◆ Extracted entries ◆
______________________________
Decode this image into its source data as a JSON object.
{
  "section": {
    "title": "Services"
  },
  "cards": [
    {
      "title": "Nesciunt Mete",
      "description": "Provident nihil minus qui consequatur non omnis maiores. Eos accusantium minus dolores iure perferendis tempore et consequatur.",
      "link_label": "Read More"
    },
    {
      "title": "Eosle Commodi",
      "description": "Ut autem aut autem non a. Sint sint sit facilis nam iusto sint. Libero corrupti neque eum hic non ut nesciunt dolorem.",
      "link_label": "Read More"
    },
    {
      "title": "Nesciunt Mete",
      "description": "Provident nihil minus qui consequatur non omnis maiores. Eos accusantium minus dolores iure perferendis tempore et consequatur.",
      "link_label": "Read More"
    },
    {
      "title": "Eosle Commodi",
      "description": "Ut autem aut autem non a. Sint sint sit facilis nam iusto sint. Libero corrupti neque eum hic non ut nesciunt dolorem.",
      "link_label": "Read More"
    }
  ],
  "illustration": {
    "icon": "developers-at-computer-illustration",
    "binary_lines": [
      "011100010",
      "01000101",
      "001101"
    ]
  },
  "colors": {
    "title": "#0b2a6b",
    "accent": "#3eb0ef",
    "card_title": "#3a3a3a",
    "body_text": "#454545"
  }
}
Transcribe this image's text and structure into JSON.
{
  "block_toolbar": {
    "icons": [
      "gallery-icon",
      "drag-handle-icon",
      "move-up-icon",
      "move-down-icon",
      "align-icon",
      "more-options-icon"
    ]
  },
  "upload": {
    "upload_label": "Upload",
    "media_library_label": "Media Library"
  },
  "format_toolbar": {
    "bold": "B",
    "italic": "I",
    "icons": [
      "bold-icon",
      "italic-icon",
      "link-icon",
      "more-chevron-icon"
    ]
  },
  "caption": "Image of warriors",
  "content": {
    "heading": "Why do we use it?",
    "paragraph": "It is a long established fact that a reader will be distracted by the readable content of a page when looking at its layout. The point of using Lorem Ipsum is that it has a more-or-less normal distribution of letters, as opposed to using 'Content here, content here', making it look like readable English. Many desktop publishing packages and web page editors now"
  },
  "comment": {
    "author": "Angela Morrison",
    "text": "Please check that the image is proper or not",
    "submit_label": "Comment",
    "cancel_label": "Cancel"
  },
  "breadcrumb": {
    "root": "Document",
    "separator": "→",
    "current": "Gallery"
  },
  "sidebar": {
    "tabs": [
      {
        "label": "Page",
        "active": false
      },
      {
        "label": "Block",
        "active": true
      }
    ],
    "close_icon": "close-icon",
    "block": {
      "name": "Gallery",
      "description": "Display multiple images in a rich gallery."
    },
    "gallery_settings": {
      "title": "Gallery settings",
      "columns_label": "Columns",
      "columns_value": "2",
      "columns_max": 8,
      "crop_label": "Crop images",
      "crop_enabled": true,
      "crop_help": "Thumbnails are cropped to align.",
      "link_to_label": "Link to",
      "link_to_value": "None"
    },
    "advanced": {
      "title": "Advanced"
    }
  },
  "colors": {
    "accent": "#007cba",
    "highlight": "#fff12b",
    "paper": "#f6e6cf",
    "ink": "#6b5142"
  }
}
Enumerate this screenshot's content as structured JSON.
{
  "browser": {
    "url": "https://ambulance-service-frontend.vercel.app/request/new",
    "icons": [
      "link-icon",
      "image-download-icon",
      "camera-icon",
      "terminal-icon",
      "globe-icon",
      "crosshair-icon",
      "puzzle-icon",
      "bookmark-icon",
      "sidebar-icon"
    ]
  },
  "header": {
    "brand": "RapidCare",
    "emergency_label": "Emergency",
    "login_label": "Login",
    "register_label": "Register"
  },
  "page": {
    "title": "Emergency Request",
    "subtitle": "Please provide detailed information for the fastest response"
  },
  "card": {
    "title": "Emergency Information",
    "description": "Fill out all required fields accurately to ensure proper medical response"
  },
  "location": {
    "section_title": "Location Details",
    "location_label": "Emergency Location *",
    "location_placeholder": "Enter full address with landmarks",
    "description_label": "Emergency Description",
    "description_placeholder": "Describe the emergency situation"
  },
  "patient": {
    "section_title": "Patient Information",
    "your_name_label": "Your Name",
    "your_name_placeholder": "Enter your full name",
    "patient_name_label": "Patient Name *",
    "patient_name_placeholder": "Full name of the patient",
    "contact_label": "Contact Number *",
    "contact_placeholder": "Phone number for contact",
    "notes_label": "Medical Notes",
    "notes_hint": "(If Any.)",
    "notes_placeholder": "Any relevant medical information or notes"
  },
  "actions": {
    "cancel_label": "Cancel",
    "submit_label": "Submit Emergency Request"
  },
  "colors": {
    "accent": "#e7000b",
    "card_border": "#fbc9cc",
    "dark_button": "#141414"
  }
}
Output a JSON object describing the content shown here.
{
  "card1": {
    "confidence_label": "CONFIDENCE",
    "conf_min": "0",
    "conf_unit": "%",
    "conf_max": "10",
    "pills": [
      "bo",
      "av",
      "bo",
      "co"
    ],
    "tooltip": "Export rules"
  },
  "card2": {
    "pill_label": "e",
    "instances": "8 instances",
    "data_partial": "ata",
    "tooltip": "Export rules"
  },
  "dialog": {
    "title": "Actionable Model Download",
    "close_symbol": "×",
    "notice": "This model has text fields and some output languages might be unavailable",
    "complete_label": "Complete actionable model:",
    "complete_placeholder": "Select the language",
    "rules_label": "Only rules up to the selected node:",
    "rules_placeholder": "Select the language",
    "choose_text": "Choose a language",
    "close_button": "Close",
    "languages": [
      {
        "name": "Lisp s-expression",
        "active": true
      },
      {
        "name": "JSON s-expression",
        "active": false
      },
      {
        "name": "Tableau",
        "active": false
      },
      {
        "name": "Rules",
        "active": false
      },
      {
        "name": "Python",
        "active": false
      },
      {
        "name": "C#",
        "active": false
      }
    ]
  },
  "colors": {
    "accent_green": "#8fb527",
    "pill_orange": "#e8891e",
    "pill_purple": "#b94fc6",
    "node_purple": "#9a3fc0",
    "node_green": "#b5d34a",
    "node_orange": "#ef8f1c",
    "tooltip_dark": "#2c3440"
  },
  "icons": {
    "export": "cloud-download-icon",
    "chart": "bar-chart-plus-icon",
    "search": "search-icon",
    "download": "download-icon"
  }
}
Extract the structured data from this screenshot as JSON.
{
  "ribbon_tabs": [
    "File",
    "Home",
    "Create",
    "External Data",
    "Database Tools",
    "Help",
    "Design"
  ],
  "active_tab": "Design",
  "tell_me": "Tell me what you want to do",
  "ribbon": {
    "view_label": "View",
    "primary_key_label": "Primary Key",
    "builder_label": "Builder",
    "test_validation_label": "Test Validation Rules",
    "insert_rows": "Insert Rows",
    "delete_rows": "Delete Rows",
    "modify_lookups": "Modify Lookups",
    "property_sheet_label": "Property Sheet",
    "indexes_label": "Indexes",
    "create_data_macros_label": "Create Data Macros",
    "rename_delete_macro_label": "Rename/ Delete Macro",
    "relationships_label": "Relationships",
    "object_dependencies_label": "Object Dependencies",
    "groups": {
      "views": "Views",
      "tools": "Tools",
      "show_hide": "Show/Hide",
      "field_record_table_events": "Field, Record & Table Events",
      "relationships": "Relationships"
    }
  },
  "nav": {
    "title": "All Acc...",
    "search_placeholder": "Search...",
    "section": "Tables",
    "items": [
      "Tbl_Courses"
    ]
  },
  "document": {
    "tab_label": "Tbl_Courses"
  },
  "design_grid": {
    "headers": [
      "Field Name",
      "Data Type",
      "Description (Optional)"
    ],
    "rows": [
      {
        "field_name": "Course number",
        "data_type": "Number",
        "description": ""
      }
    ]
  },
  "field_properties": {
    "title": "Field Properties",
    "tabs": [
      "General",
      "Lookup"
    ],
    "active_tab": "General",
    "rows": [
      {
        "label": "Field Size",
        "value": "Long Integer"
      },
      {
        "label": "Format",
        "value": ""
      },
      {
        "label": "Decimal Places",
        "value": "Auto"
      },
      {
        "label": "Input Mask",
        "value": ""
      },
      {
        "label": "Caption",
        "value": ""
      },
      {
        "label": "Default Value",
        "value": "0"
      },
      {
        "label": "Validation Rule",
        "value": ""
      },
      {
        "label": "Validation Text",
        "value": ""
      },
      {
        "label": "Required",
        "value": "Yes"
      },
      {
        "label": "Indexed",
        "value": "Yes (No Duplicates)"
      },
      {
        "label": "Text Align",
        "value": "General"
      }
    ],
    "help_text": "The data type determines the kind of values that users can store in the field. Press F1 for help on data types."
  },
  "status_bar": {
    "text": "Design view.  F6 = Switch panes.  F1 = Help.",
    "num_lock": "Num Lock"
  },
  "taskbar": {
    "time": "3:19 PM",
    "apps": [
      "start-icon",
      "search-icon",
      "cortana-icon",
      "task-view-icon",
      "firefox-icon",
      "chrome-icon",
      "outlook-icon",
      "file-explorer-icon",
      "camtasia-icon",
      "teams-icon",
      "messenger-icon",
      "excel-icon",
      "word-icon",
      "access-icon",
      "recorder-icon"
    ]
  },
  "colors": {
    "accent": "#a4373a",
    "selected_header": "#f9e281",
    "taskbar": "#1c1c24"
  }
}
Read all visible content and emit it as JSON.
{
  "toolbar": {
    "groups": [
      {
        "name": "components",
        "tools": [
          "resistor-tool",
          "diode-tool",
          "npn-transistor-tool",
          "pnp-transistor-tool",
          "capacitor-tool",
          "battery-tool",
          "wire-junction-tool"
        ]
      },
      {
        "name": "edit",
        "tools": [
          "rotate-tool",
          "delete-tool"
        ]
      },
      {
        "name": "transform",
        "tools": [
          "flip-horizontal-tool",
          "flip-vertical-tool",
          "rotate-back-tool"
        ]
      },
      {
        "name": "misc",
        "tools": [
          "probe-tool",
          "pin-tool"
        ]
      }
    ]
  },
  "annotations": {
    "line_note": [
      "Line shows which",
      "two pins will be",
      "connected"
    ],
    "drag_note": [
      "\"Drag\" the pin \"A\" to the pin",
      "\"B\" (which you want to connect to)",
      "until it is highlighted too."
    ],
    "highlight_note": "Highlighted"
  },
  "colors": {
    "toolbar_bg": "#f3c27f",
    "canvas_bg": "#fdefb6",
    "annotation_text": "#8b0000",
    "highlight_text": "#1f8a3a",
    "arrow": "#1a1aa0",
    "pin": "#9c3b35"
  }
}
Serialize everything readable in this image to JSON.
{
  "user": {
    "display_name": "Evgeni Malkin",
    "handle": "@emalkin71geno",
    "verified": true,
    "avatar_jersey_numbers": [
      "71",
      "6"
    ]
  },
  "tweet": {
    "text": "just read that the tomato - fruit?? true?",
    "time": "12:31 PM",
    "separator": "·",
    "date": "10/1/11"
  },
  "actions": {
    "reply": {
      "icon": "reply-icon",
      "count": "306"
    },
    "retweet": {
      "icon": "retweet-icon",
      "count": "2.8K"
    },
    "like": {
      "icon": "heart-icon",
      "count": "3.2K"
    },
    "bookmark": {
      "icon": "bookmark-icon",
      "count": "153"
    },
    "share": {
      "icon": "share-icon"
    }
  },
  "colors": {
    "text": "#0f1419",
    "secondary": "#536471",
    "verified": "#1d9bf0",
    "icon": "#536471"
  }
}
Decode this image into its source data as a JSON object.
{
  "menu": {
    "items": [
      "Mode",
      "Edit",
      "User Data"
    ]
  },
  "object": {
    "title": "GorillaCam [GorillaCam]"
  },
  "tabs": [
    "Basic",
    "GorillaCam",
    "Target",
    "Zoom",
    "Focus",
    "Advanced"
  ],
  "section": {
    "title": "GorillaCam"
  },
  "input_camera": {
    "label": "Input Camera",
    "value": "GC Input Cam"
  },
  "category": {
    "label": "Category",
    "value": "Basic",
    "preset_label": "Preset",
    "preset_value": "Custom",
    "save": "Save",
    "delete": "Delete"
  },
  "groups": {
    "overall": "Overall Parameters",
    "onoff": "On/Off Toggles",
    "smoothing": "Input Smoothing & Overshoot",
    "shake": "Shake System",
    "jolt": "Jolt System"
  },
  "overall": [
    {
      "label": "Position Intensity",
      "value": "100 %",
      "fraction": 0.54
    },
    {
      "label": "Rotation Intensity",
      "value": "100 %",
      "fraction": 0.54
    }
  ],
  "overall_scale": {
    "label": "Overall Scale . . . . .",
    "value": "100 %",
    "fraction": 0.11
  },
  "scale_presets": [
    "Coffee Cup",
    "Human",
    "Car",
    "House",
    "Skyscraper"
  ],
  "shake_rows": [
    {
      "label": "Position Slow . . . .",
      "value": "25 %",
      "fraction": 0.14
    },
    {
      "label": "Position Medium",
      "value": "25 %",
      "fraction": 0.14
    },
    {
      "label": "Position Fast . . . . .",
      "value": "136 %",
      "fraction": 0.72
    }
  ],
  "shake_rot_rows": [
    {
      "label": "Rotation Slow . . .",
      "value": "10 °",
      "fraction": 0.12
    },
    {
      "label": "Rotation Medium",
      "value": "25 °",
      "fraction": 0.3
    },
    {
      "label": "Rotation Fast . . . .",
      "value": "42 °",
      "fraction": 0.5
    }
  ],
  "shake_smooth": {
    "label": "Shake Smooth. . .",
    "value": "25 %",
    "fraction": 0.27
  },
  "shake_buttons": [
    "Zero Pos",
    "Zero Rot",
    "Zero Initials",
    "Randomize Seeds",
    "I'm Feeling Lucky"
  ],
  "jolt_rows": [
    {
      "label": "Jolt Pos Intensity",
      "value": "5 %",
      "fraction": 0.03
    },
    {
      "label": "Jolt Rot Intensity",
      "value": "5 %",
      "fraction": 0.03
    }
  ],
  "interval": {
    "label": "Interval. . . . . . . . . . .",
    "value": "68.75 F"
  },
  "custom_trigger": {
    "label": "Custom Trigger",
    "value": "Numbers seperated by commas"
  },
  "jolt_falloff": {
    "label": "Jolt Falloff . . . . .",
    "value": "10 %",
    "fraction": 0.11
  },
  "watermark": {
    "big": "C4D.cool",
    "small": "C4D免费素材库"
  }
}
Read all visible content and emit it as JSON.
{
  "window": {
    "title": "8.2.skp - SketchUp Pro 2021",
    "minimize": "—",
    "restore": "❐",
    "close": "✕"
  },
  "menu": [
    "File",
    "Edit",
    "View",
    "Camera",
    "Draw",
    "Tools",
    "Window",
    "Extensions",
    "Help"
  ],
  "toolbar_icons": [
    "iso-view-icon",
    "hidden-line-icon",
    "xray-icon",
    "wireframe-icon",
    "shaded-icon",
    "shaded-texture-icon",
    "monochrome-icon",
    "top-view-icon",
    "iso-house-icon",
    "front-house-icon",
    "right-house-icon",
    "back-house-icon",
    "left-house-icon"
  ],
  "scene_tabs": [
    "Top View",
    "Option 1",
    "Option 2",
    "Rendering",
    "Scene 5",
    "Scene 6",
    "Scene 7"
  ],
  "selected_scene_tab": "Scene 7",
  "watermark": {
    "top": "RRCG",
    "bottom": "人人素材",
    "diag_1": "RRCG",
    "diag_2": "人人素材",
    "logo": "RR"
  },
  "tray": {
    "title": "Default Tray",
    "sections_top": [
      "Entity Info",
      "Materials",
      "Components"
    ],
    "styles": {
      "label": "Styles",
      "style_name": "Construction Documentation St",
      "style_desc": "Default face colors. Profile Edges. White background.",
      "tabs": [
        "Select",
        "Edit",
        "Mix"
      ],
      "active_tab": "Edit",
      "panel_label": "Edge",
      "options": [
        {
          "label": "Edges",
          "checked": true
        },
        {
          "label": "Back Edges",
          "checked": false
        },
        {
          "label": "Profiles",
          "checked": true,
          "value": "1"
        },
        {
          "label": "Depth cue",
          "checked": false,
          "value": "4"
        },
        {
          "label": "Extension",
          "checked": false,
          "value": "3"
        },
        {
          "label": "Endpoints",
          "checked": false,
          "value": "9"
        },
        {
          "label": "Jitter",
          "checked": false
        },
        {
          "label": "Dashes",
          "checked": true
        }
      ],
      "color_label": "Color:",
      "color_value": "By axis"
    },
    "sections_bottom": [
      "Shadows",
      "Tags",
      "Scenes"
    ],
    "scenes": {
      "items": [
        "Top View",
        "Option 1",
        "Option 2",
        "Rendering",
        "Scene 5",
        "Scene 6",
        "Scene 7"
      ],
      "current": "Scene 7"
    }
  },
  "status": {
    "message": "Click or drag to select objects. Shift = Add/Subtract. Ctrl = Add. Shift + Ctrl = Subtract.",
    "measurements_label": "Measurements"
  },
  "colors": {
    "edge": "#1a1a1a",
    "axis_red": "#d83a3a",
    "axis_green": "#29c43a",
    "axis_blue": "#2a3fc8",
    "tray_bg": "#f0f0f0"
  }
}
______________________________
◆ Task details ◆
Show every line where the string "bookmark" appears.

◆ Reply to the task ◆
      "bookmark-icon",
    "bookmark": {
      "icon": "bookmark-icon",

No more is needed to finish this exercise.